#### Instructions to follow
Print all of the data exactly as written.

--- Start of Record extracts ---

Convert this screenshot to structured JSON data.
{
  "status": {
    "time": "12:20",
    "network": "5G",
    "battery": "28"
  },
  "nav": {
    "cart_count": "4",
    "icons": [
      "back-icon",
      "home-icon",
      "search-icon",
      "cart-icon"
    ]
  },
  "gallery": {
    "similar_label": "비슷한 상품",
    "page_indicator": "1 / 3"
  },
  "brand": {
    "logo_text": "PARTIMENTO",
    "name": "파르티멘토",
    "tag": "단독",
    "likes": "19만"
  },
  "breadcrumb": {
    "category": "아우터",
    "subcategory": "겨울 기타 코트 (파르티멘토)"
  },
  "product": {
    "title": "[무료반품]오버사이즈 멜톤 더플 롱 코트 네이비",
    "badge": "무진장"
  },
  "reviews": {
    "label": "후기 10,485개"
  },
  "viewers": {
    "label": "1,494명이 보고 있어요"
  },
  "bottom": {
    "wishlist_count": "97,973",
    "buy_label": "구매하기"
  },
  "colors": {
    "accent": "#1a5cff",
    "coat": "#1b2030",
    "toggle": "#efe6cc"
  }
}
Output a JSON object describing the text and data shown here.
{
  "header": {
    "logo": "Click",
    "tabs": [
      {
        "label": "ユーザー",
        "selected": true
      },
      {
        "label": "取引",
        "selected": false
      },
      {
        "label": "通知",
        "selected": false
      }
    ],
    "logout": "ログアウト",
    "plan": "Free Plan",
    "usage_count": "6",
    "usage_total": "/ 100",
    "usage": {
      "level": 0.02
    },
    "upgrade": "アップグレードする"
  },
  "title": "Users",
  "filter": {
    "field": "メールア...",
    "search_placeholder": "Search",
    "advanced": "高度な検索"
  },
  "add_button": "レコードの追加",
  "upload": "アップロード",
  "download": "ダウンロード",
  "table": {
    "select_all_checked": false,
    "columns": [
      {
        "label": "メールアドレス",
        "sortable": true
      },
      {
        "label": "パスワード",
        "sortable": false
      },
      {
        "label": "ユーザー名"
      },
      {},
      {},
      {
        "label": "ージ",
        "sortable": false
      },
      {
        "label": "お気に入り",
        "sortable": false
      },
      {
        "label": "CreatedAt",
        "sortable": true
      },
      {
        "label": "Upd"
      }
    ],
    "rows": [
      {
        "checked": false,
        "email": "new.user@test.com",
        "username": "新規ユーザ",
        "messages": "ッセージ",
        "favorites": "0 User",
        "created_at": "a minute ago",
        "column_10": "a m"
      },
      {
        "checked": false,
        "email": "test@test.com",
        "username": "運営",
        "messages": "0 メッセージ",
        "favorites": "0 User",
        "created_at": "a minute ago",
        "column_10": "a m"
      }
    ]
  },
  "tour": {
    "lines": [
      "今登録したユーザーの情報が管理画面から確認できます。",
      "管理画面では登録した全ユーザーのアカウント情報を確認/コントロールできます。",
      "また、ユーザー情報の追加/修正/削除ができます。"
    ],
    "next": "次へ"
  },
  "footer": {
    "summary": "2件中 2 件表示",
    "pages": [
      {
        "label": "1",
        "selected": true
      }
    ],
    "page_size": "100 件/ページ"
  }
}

--- End of Record extracts ---

#### Response to this task
Convert this screenshot to structured JSON data.
{
  "status": {
    "time": "12:20",
    "network": "5G",
    "battery": "28"
  },
  "nav": {
    "cart_count": "4",
    "icons": [
      "back-icon",
      "home-icon",
      "search-icon",
      "cart-icon"
    ]
  },
  "gallery": {
    "similar_label": "비슷한 상품",
    "page_indicator": "1 / 3"
  },
  "brand": {
    "logo_text": "PARTIMENTO",
    "name": "파르티멘토",
    "tag": "단독",
    "likes": "19만"
  },
  "breadcrumb": {
    "category": "아우터",
    "subcategory": "겨울 기타 코트 (파르티멘토)"
  },
  "product": {
    "title": "[무료반품]오버사이즈 멜톤 더플 롱 코트 네이비",
    "badge": "무진장"
  },
  "reviews": {
    "label": "후기 10,485개"
  },
  "viewers": {
    "label": "1,494명이 보고 있어요"
  },
  "bottom": {
    "wishlist_count": "97,973",
    "buy_label": "구매하기"
  },
  "colors": {
    "accent": "#1a5cff",
    "coat": "#1b2030",
    "toggle": "#efe6cc"
  }
}
Output a JSON object describing the text and data shown here.
{
  "header": {
    "logo": "Click",
    "tabs": [
      {
        "label": "ユーザー",
        "selected": true
      },
      {
        "label": "取引",
        "selected": false
      },
      {
        "label": "通知",
        "selected": false
      }
    ],
    "logout": "ログアウト",
    "plan": "Free Plan",
    "usage_count": "6",
    "usage_total": "/ 100",
    "usage": {
      "level": 0.02
    },
    "upgrade": "アップグレードする"
  },
  "title": "Users",
  "filter": {
    "field": "メールア...",
    "search_placeholder": "Search",
    "advanced": "高度な検索"
  },
  "add_button": "レコードの追加",
  "upload": "アップロード",
  "download": "ダウンロード",
  "table": {
    "select_all_checked": false,
    "columns": [
      {
        "label": "メールアドレス",
        "sortable": true
      },
      {
        "label": "パスワード",
        "sortable": false
      },
      {
        "label": "ユーザー名"
      },
      {},
      {},
      {
        "label": "ージ",
        "sortable": false
      },
      {
        "label": "お気に入り",
        "sortable": false
      },
      {
        "label": "CreatedAt",
        "sortable": true
      },
      {
        "label": "Upd"
      }
    ],
    "rows": [
      {
        "checked": false,
        "email": "new.user@test.com",
        "username": "新規ユーザ",
        "messages": "ッセージ",
        "favorites": "0 User",
        "created_at": "a minute ago",
        "column_10": "a m"
      },
      {
        "checked": false,
        "email": "test@test.com",
        "username": "運営",
        "messages": "0 メッセージ",
        "favorites": "0 User",
        "created_at": "a minute ago",
        "column_10": "a m"
      }
    ]
  },
  "tour": {
    "lines": [
      "今登録したユーザーの情報が管理画面から確認できます。",
      "管理画面では登録した全ユーザーのアカウント情報を確認/コントロールできます。",
      "また、ユーザー情報の追加/修正/削除ができます。"
    ],
    "next": "次へ"
  },
  "footer": {
    "summary": "2件中 2 件表示",
    "pages": [
      {
        "label": "1",
        "selected": true
      }
    ],
    "page_size": "100 件/ページ"
  }
}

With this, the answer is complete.